**Data shown**

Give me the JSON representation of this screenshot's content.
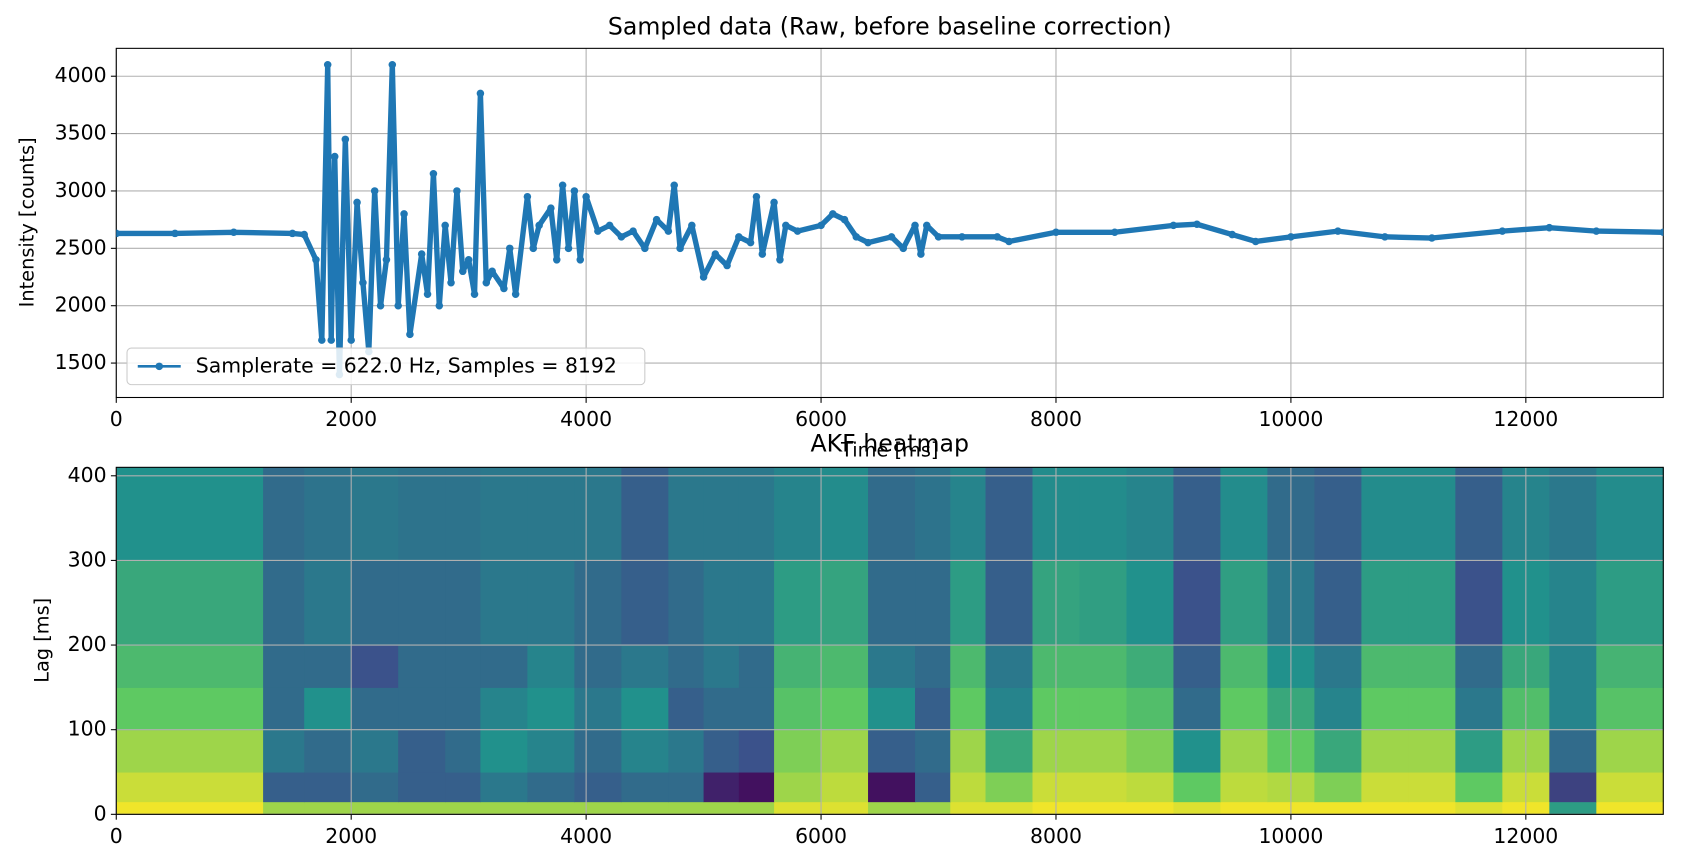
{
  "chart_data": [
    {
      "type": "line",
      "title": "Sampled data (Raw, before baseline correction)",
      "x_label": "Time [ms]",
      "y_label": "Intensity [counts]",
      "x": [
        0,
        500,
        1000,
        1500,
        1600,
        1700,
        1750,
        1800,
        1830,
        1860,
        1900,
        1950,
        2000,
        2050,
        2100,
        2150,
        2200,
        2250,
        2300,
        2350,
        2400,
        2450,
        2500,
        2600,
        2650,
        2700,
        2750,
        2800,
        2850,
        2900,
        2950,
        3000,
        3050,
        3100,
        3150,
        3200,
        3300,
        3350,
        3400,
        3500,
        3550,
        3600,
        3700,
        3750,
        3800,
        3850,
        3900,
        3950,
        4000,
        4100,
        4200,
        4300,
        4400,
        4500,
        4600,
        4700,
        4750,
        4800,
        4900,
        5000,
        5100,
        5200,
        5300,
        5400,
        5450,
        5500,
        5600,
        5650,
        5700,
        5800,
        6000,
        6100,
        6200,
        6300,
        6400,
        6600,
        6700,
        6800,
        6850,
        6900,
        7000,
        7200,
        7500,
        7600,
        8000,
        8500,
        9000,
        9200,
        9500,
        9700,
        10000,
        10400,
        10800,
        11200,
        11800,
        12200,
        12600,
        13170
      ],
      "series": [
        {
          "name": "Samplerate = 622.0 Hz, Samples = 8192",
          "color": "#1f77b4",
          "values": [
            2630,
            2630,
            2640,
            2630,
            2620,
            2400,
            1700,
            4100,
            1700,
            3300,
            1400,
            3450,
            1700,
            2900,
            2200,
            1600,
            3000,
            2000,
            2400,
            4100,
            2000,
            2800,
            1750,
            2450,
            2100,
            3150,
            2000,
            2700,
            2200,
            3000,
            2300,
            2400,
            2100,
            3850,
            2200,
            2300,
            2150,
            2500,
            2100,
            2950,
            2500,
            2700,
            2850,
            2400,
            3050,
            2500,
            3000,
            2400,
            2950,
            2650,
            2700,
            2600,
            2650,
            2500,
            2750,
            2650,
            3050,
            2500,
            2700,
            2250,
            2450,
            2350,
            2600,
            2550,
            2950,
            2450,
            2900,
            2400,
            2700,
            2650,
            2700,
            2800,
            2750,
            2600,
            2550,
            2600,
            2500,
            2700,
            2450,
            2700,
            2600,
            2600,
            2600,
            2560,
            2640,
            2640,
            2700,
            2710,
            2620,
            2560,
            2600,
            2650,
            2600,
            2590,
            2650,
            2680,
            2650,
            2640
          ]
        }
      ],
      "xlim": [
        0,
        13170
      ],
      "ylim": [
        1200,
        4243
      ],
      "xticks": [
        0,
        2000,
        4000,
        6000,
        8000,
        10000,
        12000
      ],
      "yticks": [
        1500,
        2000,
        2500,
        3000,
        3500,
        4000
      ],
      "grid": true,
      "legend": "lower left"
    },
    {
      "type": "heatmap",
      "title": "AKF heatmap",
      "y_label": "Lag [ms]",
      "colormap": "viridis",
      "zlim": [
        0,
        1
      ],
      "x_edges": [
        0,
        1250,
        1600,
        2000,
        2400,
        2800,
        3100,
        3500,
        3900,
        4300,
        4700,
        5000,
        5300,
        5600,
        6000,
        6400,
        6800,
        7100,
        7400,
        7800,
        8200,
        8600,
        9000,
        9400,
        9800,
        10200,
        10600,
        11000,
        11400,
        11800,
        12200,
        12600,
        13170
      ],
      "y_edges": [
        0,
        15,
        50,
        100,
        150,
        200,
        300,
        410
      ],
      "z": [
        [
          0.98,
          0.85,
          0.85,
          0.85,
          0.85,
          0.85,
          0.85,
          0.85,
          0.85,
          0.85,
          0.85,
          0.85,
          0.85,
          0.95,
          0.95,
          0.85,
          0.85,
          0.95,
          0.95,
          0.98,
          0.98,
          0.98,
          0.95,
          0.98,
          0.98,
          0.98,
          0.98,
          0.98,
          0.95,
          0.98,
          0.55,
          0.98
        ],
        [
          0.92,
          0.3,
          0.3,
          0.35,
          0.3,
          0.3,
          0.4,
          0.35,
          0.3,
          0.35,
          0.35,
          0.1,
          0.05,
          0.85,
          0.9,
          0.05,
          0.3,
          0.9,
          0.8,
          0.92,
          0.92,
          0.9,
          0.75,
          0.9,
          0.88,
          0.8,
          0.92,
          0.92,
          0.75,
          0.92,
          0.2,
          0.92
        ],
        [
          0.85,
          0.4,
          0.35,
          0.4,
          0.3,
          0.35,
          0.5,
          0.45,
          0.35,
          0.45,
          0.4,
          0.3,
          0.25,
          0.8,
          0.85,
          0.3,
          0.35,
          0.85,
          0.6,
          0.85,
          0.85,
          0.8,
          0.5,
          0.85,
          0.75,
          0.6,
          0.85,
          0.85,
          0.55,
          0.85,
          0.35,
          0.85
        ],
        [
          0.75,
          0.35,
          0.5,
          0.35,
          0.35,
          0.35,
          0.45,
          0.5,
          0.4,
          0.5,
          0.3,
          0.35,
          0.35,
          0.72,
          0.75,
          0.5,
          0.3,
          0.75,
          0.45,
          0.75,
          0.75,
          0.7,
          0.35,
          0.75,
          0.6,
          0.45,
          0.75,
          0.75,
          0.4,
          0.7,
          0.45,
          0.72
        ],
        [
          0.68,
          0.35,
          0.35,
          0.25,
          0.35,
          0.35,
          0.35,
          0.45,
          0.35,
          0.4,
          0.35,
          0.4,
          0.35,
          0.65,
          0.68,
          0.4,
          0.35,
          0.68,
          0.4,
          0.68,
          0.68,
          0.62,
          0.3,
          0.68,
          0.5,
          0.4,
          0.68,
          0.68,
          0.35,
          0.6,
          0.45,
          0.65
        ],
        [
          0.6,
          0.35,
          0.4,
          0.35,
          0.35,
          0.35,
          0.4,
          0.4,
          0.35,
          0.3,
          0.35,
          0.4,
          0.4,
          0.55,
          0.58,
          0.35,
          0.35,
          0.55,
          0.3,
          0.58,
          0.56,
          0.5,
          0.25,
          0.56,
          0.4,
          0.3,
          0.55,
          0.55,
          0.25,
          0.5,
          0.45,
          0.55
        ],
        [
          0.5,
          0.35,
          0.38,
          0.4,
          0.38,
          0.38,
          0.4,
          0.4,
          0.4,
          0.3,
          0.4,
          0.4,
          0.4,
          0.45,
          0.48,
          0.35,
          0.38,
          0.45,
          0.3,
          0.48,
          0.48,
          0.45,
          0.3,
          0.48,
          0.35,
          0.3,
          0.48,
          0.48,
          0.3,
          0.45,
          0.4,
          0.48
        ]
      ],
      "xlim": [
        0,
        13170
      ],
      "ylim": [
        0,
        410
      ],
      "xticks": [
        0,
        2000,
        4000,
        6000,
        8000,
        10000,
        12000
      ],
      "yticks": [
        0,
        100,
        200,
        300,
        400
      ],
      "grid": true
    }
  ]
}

...

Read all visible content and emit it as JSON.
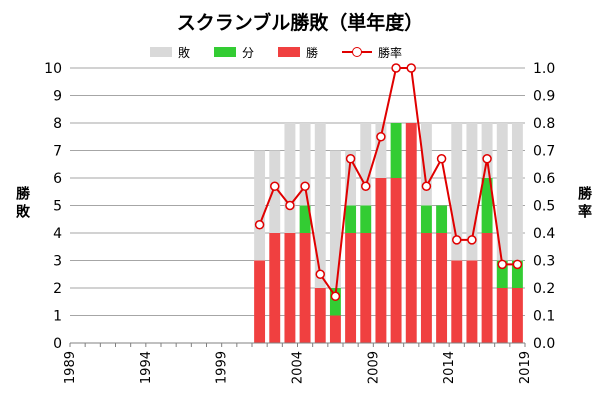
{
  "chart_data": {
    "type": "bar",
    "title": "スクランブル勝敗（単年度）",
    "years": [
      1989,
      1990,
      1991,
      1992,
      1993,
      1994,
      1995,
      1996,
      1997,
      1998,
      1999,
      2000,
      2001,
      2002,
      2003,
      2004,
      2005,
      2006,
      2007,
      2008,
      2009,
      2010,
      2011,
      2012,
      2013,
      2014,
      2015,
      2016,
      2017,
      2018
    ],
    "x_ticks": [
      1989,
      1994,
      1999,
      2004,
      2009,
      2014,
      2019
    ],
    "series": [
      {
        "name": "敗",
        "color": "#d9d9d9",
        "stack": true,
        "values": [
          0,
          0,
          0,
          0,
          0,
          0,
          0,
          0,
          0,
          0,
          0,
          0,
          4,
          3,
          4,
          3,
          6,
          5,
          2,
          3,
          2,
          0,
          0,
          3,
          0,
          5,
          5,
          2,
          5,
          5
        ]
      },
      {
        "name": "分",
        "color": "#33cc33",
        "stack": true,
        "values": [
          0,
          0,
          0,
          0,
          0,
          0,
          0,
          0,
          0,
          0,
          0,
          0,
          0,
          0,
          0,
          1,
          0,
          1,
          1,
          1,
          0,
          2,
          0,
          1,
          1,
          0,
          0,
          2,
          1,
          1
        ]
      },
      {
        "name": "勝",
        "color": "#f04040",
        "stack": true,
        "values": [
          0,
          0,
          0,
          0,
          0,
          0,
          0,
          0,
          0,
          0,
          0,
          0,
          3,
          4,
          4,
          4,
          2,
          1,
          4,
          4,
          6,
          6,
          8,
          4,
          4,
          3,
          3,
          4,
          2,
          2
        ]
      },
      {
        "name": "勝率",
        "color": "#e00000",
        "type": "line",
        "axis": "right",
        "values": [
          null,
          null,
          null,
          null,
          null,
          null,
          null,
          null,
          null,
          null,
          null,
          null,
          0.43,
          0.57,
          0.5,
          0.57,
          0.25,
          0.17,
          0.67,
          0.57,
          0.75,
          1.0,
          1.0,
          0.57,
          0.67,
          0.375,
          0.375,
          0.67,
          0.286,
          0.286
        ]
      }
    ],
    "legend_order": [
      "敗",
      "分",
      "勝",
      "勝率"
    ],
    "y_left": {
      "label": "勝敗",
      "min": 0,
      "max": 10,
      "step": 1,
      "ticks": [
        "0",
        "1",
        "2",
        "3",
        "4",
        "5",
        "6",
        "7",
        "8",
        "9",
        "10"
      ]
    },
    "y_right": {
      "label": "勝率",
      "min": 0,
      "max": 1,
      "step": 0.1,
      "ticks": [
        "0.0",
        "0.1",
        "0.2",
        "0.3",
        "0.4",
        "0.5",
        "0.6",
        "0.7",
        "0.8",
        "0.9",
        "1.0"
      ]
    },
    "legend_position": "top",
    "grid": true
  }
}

**Your objective**
Of all the lines above, how many contain the word "content"? Answer with only the number.

**Complete answer**
2